▸ **Written exercise**:
Exact reproduction is required for all entries.

====== The records ======

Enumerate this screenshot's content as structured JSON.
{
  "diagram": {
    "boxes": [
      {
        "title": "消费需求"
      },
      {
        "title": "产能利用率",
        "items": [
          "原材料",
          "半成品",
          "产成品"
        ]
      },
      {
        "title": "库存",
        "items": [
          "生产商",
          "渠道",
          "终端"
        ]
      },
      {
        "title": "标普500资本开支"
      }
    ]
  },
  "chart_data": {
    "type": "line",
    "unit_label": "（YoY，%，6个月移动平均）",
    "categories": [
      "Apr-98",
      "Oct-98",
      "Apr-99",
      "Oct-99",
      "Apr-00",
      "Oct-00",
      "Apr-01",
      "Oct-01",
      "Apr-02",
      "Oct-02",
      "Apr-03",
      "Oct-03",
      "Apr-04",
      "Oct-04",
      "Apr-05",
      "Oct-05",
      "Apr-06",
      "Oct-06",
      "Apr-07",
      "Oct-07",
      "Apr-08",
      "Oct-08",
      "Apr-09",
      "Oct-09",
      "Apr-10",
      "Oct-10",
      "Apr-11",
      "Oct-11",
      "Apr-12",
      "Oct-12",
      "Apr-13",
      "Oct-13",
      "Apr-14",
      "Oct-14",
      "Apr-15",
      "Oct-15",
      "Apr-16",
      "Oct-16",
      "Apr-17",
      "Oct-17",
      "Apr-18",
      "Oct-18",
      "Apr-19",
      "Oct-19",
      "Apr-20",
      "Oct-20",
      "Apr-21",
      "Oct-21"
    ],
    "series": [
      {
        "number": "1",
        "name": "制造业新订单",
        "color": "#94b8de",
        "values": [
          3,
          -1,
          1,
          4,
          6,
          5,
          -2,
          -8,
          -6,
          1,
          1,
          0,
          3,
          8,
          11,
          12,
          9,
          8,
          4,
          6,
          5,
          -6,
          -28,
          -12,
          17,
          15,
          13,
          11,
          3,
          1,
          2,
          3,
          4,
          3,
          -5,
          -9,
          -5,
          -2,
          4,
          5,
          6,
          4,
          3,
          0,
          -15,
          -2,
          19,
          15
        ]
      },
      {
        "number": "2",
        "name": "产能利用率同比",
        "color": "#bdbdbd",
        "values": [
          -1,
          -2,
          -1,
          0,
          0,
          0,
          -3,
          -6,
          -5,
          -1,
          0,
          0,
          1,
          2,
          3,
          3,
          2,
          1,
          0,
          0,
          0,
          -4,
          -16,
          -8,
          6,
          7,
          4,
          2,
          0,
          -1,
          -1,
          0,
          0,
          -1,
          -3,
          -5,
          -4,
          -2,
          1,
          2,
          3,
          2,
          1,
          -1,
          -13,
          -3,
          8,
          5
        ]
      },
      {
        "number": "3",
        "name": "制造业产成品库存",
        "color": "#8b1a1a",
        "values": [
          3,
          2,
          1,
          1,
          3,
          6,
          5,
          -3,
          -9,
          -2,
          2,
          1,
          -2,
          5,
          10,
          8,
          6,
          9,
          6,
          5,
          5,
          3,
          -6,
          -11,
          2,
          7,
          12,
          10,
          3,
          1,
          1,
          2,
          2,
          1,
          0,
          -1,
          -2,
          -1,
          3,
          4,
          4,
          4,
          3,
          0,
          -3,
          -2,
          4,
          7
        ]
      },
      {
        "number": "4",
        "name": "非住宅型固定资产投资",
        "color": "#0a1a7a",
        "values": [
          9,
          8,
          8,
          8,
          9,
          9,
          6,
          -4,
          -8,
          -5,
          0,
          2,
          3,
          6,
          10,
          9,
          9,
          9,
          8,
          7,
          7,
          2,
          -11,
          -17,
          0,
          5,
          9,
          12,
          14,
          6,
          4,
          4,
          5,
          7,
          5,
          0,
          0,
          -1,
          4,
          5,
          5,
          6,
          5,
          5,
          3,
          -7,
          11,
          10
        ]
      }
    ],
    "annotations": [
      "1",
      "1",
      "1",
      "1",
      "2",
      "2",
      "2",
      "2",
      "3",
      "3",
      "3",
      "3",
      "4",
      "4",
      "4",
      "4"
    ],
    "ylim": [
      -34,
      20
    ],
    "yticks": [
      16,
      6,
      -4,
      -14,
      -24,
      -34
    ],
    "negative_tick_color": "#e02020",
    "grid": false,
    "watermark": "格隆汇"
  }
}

======

▸ **Solved problem**:
Enumerate this screenshot's content as structured JSON.
{
  "diagram": {
    "boxes": [
      {
        "title": "消费需求"
      },
      {
        "title": "产能利用率",
        "items": [
          "原材料",
          "半成品",
          "产成品"
        ]
      },
      {
        "title": "库存",
        "items": [
          "生产商",
          "渠道",
          "终端"
        ]
      },
      {
        "title": "标普500资本开支"
      }
    ]
  },
  "chart_data": {
    "type": "line",
    "unit_label": "（YoY，%，6个月移动平均）",
    "categories": [
      "Apr-98",
      "Oct-98",
      "Apr-99",
      "Oct-99",
      "Apr-00",
      "Oct-00",
      "Apr-01",
      "Oct-01",
      "Apr-02",
      "Oct-02",
      "Apr-03",
      "Oct-03",
      "Apr-04",
      "Oct-04",
      "Apr-05",
      "Oct-05",
      "Apr-06",
      "Oct-06",
      "Apr-07",
      "Oct-07",
      "Apr-08",
      "Oct-08",
      "Apr-09",
      "Oct-09",
      "Apr-10",
      "Oct-10",
      "Apr-11",
      "Oct-11",
      "Apr-12",
      "Oct-12",
      "Apr-13",
      "Oct-13",
      "Apr-14",
      "Oct-14",
      "Apr-15",
      "Oct-15",
      "Apr-16",
      "Oct-16",
      "Apr-17",
      "Oct-17",
      "Apr-18",
      "Oct-18",
      "Apr-19",
      "Oct-19",
      "Apr-20",
      "Oct-20",
      "Apr-21",
      "Oct-21"
    ],
    "series": [
      {
        "number": "1",
        "name": "制造业新订单",
        "color": "#94b8de",
        "values": [
          3,
          -1,
          1,
          4,
          6,
          5,
          -2,
          -8,
          -6,
          1,
          1,
          0,
          3,
          8,
          11,
          12,
          9,
          8,
          4,
          6,
          5,
          -6,
          -28,
          -12,
          17,
          15,
          13,
          11,
          3,
          1,
          2,
          3,
          4,
          3,
          -5,
          -9,
          -5,
          -2,
          4,
          5,
          6,
          4,
          3,
          0,
          -15,
          -2,
          19,
          15
        ]
      },
      {
        "number": "2",
        "name": "产能利用率同比",
        "color": "#bdbdbd",
        "values": [
          -1,
          -2,
          -1,
          0,
          0,
          0,
          -3,
          -6,
          -5,
          -1,
          0,
          0,
          1,
          2,
          3,
          3,
          2,
          1,
          0,
          0,
          0,
          -4,
          -16,
          -8,
          6,
          7,
          4,
          2,
          0,
          -1,
          -1,
          0,
          0,
          -1,
          -3,
          -5,
          -4,
          -2,
          1,
          2,
          3,
          2,
          1,
          -1,
          -13,
          -3,
          8,
          5
        ]
      },
      {
        "number": "3",
        "name": "制造业产成品库存",
        "color": "#8b1a1a",
        "values": [
          3,
          2,
          1,
          1,
          3,
          6,
          5,
          -3,
          -9,
          -2,
          2,
          1,
          -2,
          5,
          10,
          8,
          6,
          9,
          6,
          5,
          5,
          3,
          -6,
          -11,
          2,
          7,
          12,
          10,
          3,
          1,
          1,
          2,
          2,
          1,
          0,
          -1,
          -2,
          -1,
          3,
          4,
          4,
          4,
          3,
          0,
          -3,
          -2,
          4,
          7
        ]
      },
      {
        "number": "4",
        "name": "非住宅型固定资产投资",
        "color": "#0a1a7a",
        "values": [
          9,
          8,
          8,
          8,
          9,
          9,
          6,
          -4,
          -8,
          -5,
          0,
          2,
          3,
          6,
          10,
          9,
          9,
          9,
          8,
          7,
          7,
          2,
          -11,
          -17,
          0,
          5,
          9,
          12,
          14,
          6,
          4,
          4,
          5,
          7,
          5,
          0,
          0,
          -1,
          4,
          5,
          5,
          6,
          5,
          5,
          3,
          -7,
          11,
          10
        ]
      }
    ],
    "annotations": [
      "1",
      "1",
      "1",
      "1",
      "2",
      "2",
      "2",
      "2",
      "3",
      "3",
      "3",
      "3",
      "4",
      "4",
      "4",
      "4"
    ],
    "ylim": [
      -34,
      20
    ],
    "yticks": [
      16,
      6,
      -4,
      -14,
      -24,
      -34
    ],
    "negative_tick_color": "#e02020",
    "grid": false,
    "watermark": "格隆汇"
  }
}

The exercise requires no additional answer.